→ Given problem
Retype the material that follows, keeping every word as it is.

### Data in this exercise ###

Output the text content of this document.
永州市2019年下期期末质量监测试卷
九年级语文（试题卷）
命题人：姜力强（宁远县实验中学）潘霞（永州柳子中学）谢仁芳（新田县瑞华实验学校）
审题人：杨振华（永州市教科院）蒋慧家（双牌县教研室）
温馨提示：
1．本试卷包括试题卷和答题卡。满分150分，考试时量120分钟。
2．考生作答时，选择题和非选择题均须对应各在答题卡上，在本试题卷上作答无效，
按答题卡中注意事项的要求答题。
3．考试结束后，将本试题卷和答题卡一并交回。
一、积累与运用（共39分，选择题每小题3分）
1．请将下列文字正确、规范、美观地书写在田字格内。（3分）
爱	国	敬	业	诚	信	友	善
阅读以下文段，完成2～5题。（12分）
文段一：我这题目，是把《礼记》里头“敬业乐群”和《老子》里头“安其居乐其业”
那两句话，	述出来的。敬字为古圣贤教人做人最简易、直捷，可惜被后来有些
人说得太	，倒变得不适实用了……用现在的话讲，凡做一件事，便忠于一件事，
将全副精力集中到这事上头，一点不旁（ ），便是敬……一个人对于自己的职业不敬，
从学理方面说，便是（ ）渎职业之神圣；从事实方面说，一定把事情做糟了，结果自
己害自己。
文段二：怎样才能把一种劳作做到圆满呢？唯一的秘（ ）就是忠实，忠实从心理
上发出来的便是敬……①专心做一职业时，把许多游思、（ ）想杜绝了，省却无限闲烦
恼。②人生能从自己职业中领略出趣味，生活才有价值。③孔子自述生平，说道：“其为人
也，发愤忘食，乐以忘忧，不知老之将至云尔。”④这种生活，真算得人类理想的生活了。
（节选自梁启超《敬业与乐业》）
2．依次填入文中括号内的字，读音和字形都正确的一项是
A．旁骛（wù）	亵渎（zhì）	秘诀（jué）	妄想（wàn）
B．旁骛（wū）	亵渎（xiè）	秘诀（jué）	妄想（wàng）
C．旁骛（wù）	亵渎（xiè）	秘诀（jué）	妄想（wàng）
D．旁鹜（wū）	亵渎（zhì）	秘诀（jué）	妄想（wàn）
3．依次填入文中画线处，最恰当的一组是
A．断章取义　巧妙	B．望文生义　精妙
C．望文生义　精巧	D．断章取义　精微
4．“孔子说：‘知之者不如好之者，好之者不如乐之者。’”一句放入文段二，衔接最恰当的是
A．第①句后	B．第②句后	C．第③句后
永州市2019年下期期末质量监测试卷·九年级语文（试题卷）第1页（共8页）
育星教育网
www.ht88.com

###

→ Problem solution
Output the text content of this document.
永州市2019年下期期末质量监测试卷
九年级语文（试题卷）
命题人：姜力强（宁远县实验中学）潘霞（永州柳子中学）谢仁芳（新田县瑞华实验学校）
审题人：杨振华（永州市教科院）蒋慧家（双牌县教研室）
温馨提示：
1．本试卷包括试题卷和答题卡。满分150分，考试时量120分钟。
2．考生作答时，选择题和非选择题均须对应各在答题卡上，在本试题卷上作答无效，
按答题卡中注意事项的要求答题。
3．考试结束后，将本试题卷和答题卡一并交回。
一、积累与运用（共39分，选择题每小题3分）
1．请将下列文字正确、规范、美观地书写在田字格内。（3分）
爱	国	敬	业	诚	信	友	善
阅读以下文段，完成2～5题。（12分）
文段一：我这题目，是把《礼记》里头“敬业乐群”和《老子》里头“安其居乐其业”
那两句话，	述出来的。敬字为古圣贤教人做人最简易、直捷，可惜被后来有些
人说得太	，倒变得不适实用了……用现在的话讲，凡做一件事，便忠于一件事，
将全副精力集中到这事上头，一点不旁（ ），便是敬……一个人对于自己的职业不敬，
从学理方面说，便是（ ）渎职业之神圣；从事实方面说，一定把事情做糟了，结果自
己害自己。
文段二：怎样才能把一种劳作做到圆满呢？唯一的秘（ ）就是忠实，忠实从心理
上发出来的便是敬……①专心做一职业时，把许多游思、（ ）想杜绝了，省却无限闲烦
恼。②人生能从自己职业中领略出趣味，生活才有价值。③孔子自述生平，说道：“其为人
也，发愤忘食，乐以忘忧，不知老之将至云尔。”④这种生活，真算得人类理想的生活了。
（节选自梁启超《敬业与乐业》）
2．依次填入文中括号内的字，读音和字形都正确的一项是
A．旁骛（wù）	亵渎（zhì）	秘诀（jué）	妄想（wàn）
B．旁骛（wū）	亵渎（xiè）	秘诀（jué）	妄想（wàng）
C．旁骛（wù）	亵渎（xiè）	秘诀（jué）	妄想（wàng）
D．旁鹜（wū）	亵渎（zhì）	秘诀（jué）	妄想（wàn）
3．依次填入文中画线处，最恰当的一组是
A．断章取义　巧妙	B．望文生义　精妙
C．望文生义　精巧	D．断章取义　精微
4．“孔子说：‘知之者不如好之者，好之者不如乐之者。’”一句放入文段二，衔接最恰当的是
A．第①句后	B．第②句后	C．第③句后
永州市2019年下期期末质量监测试卷·九年级语文（试题卷）第1页（共8页）
育星教育网
www.ht88.com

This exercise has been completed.